_Problem details_
Quote all of the data exactly as given. Skip every picture it contains.

--- Start Data in this exercise ---

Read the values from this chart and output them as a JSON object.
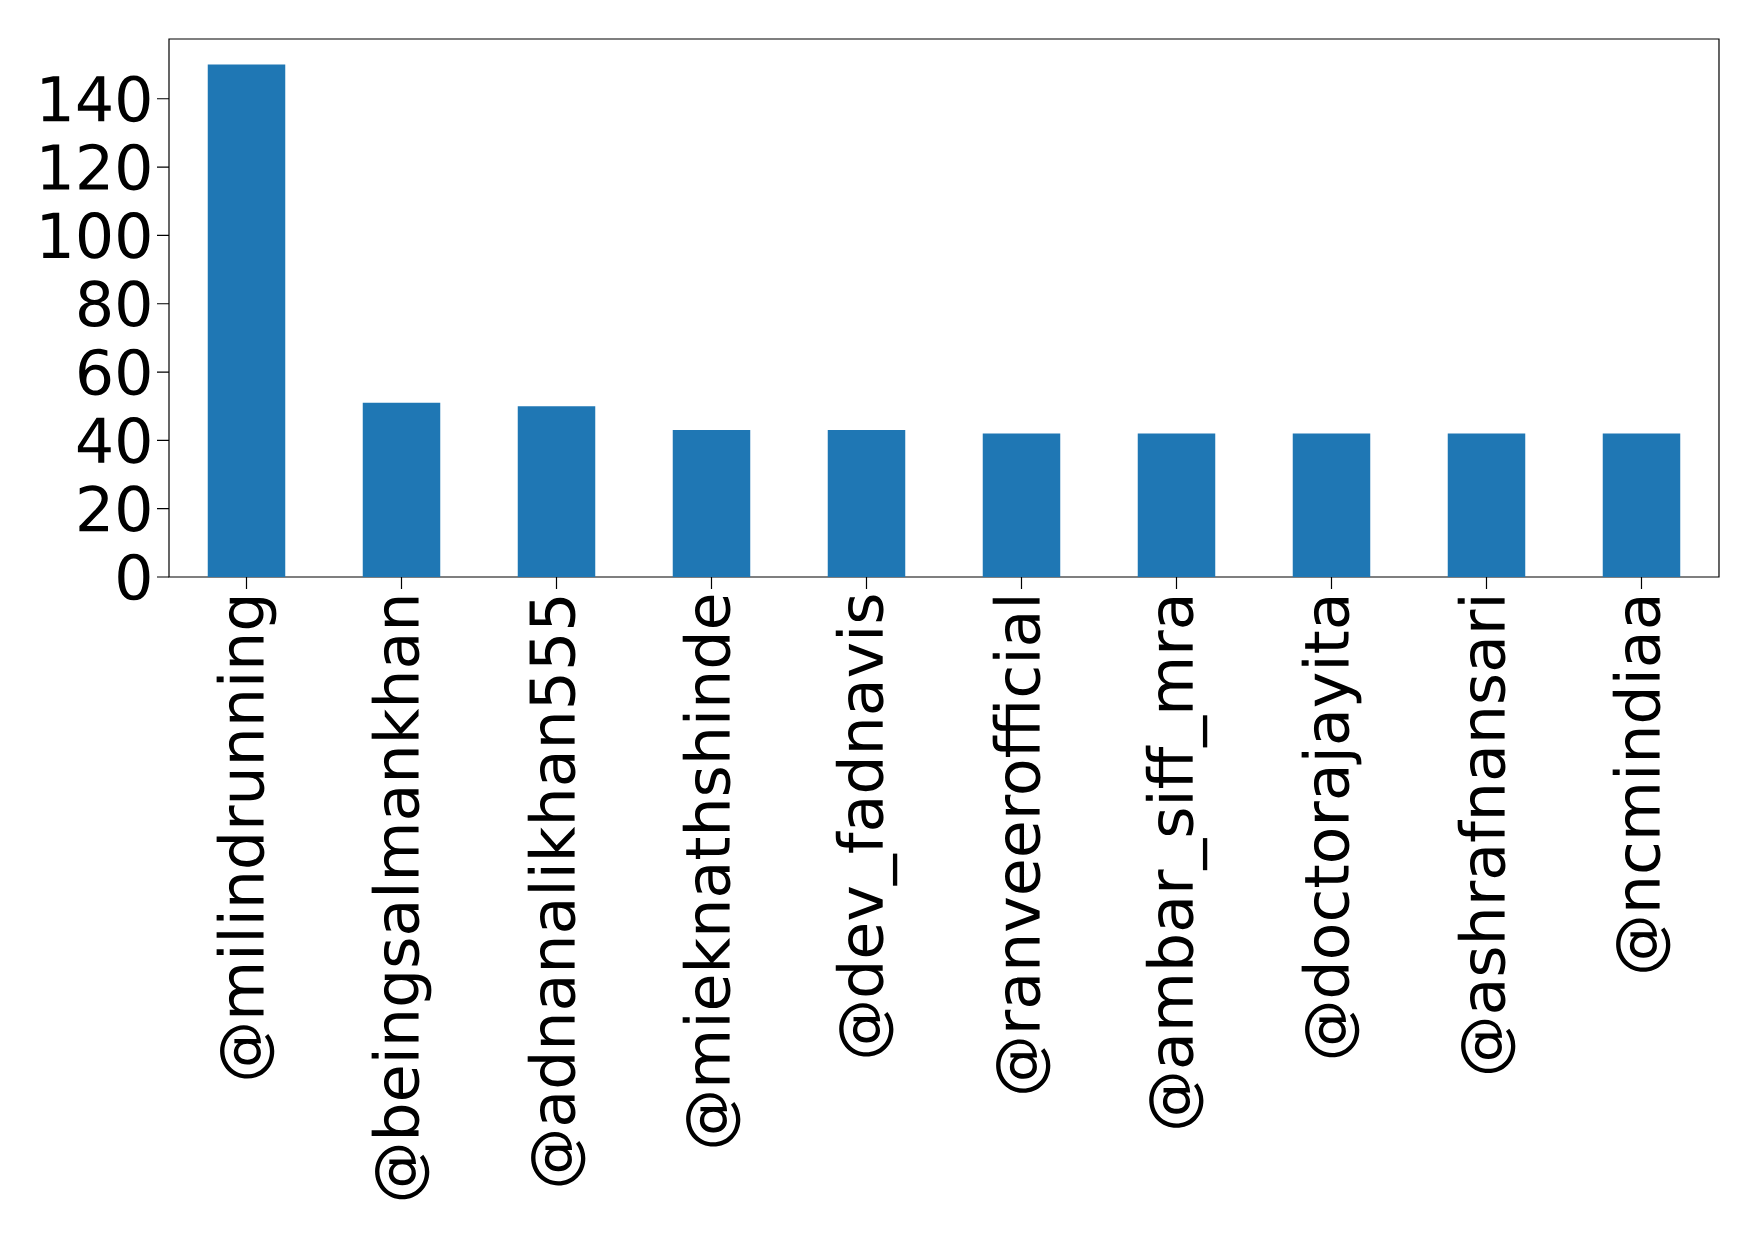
{
  "chart_data": {
    "type": "bar",
    "categories": [
      "@milindrunning",
      "@beingsalmankhan",
      "@adnanalikhan555",
      "@mieknathshinde",
      "@dev_fadnavis",
      "@ranveerofficial",
      "@ambar_siff_mra",
      "@doctorajayita",
      "@ashrafnansari",
      "@ncmindiaa"
    ],
    "values": [
      150,
      51,
      50,
      43,
      43,
      42,
      42,
      42,
      42,
      42
    ],
    "color": "#1f77b4",
    "ylim": [
      0,
      157.5
    ],
    "yticks": [
      0,
      20,
      40,
      60,
      80,
      100,
      120,
      140
    ],
    "grid": false
  }
}
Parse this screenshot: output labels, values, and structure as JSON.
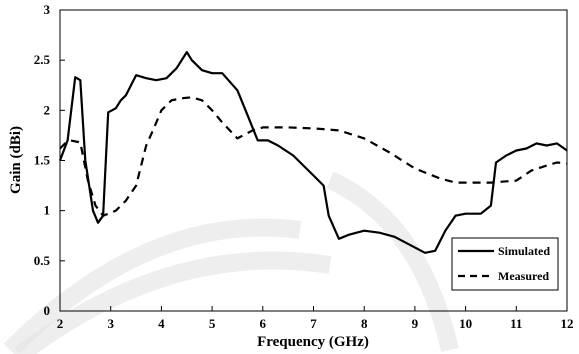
{
  "chart_data": {
    "type": "line",
    "title": "",
    "xlabel": "Frequency (GHz)",
    "ylabel": "Gain (dBi)",
    "xlim": [
      2,
      12
    ],
    "ylim": [
      0,
      3
    ],
    "xticks": [
      2,
      3,
      4,
      5,
      6,
      7,
      8,
      9,
      10,
      11,
      12
    ],
    "yticks": [
      0,
      0.5,
      1,
      1.5,
      2,
      2.5,
      3
    ],
    "xtick_labels": [
      "2",
      "3",
      "4",
      "5",
      "6",
      "7",
      "8",
      "9",
      "10",
      "11",
      "12"
    ],
    "ytick_labels": [
      "0",
      "0.5",
      "1",
      "1.5",
      "2",
      "2.5",
      "3"
    ],
    "grid": false,
    "legend_position": "bottom-right",
    "series": [
      {
        "name": "Simulated",
        "style": "solid",
        "x": [
          2.0,
          2.15,
          2.3,
          2.4,
          2.5,
          2.65,
          2.75,
          2.85,
          2.95,
          3.1,
          3.2,
          3.3,
          3.4,
          3.5,
          3.7,
          3.9,
          4.1,
          4.3,
          4.5,
          4.6,
          4.8,
          5.0,
          5.2,
          5.5,
          5.7,
          5.9,
          6.1,
          6.3,
          6.6,
          7.0,
          7.2,
          7.3,
          7.5,
          7.7,
          8.0,
          8.3,
          8.6,
          8.9,
          9.2,
          9.4,
          9.6,
          9.8,
          10.0,
          10.3,
          10.5,
          10.6,
          10.8,
          11.0,
          11.2,
          11.4,
          11.6,
          11.8,
          12.0
        ],
        "values": [
          1.5,
          1.7,
          2.33,
          2.3,
          1.5,
          1.0,
          0.88,
          0.95,
          1.98,
          2.02,
          2.1,
          2.15,
          2.25,
          2.35,
          2.32,
          2.3,
          2.32,
          2.42,
          2.58,
          2.5,
          2.4,
          2.37,
          2.37,
          2.2,
          1.95,
          1.7,
          1.7,
          1.65,
          1.55,
          1.35,
          1.25,
          0.95,
          0.72,
          0.76,
          0.8,
          0.78,
          0.74,
          0.66,
          0.58,
          0.6,
          0.8,
          0.95,
          0.97,
          0.97,
          1.05,
          1.48,
          1.55,
          1.6,
          1.62,
          1.67,
          1.65,
          1.67,
          1.6
        ]
      },
      {
        "name": "Measured",
        "style": "dashed",
        "x": [
          2.0,
          2.1,
          2.2,
          2.4,
          2.55,
          2.7,
          2.85,
          3.1,
          3.3,
          3.5,
          3.7,
          3.85,
          4.0,
          4.2,
          4.4,
          4.6,
          4.8,
          5.0,
          5.2,
          5.5,
          5.8,
          6.0,
          6.5,
          7.0,
          7.5,
          8.0,
          8.5,
          9.0,
          9.5,
          9.8,
          10.0,
          10.5,
          11.0,
          11.3,
          11.6,
          11.8,
          12.0
        ],
        "values": [
          1.62,
          1.67,
          1.7,
          1.68,
          1.3,
          1.05,
          0.95,
          1.0,
          1.1,
          1.25,
          1.65,
          1.82,
          2.0,
          2.1,
          2.12,
          2.13,
          2.1,
          2.0,
          1.88,
          1.72,
          1.8,
          1.83,
          1.83,
          1.82,
          1.8,
          1.72,
          1.58,
          1.42,
          1.32,
          1.28,
          1.28,
          1.28,
          1.3,
          1.4,
          1.45,
          1.48,
          1.47
        ]
      }
    ]
  }
}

--- End Data in this exercise ---

_Right answer_
Read the values from this chart and output them as a JSON object.
{
  "chart_data": {
    "type": "bar",
    "categories": [
      "@milindrunning",
      "@beingsalmankhan",
      "@adnanalikhan555",
      "@mieknathshinde",
      "@dev_fadnavis",
      "@ranveerofficial",
      "@ambar_siff_mra",
      "@doctorajayita",
      "@ashrafnansari",
      "@ncmindiaa"
    ],
    "values": [
      150,
      51,
      50,
      43,
      43,
      42,
      42,
      42,
      42,
      42
    ],
    "color": "#1f77b4",
    "ylim": [
      0,
      157.5
    ],
    "yticks": [
      0,
      20,
      40,
      60,
      80,
      100,
      120,
      140
    ],
    "grid": false
  }
}
Parse this screenshot: output labels, values, and structure as JSON.
{
  "chart_data": {
    "type": "line",
    "title": "",
    "xlabel": "Frequency (GHz)",
    "ylabel": "Gain (dBi)",
    "xlim": [
      2,
      12
    ],
    "ylim": [
      0,
      3
    ],
    "xticks": [
      2,
      3,
      4,
      5,
      6,
      7,
      8,
      9,
      10,
      11,
      12
    ],
    "yticks": [
      0,
      0.5,
      1,
      1.5,
      2,
      2.5,
      3
    ],
    "xtick_labels": [
      "2",
      "3",
      "4",
      "5",
      "6",
      "7",
      "8",
      "9",
      "10",
      "11",
      "12"
    ],
    "ytick_labels": [
      "0",
      "0.5",
      "1",
      "1.5",
      "2",
      "2.5",
      "3"
    ],
    "grid": false,
    "legend_position": "bottom-right",
    "series": [
      {
        "name": "Simulated",
        "style": "solid",
        "x": [
          2.0,
          2.15,
          2.3,
          2.4,
          2.5,
          2.65,
          2.75,
          2.85,
          2.95,
          3.1,
          3.2,
          3.3,
          3.4,
          3.5,
          3.7,
          3.9,
          4.1,
          4.3,
          4.5,
          4.6,
          4.8,
          5.0,
          5.2,
          5.5,
          5.7,
          5.9,
          6.1,
          6.3,
          6.6,
          7.0,
          7.2,
          7.3,
          7.5,
          7.7,
          8.0,
          8.3,
          8.6,
          8.9,
          9.2,
          9.4,
          9.6,
          9.8,
          10.0,
          10.3,
          10.5,
          10.6,
          10.8,
          11.0,
          11.2,
          11.4,
          11.6,
          11.8,
          12.0
        ],
        "values": [
          1.5,
          1.7,
          2.33,
          2.3,
          1.5,
          1.0,
          0.88,
          0.95,
          1.98,
          2.02,
          2.1,
          2.15,
          2.25,
          2.35,
          2.32,
          2.3,
          2.32,
          2.42,
          2.58,
          2.5,
          2.4,
          2.37,
          2.37,
          2.2,
          1.95,
          1.7,
          1.7,
          1.65,
          1.55,
          1.35,
          1.25,
          0.95,
          0.72,
          0.76,
          0.8,
          0.78,
          0.74,
          0.66,
          0.58,
          0.6,
          0.8,
          0.95,
          0.97,
          0.97,
          1.05,
          1.48,
          1.55,
          1.6,
          1.62,
          1.67,
          1.65,
          1.67,
          1.6
        ]
      },
      {
        "name": "Measured",
        "style": "dashed",
        "x": [
          2.0,
          2.1,
          2.2,
          2.4,
          2.55,
          2.7,
          2.85,
          3.1,
          3.3,
          3.5,
          3.7,
          3.85,
          4.0,
          4.2,
          4.4,
          4.6,
          4.8,
          5.0,
          5.2,
          5.5,
          5.8,
          6.0,
          6.5,
          7.0,
          7.5,
          8.0,
          8.5,
          9.0,
          9.5,
          9.8,
          10.0,
          10.5,
          11.0,
          11.3,
          11.6,
          11.8,
          12.0
        ],
        "values": [
          1.62,
          1.67,
          1.7,
          1.68,
          1.3,
          1.05,
          0.95,
          1.0,
          1.1,
          1.25,
          1.65,
          1.82,
          2.0,
          2.1,
          2.12,
          2.13,
          2.1,
          2.0,
          1.88,
          1.72,
          1.8,
          1.83,
          1.83,
          1.82,
          1.8,
          1.72,
          1.58,
          1.42,
          1.32,
          1.28,
          1.28,
          1.28,
          1.3,
          1.4,
          1.45,
          1.48,
          1.47
        ]
      }
    ]
  }
}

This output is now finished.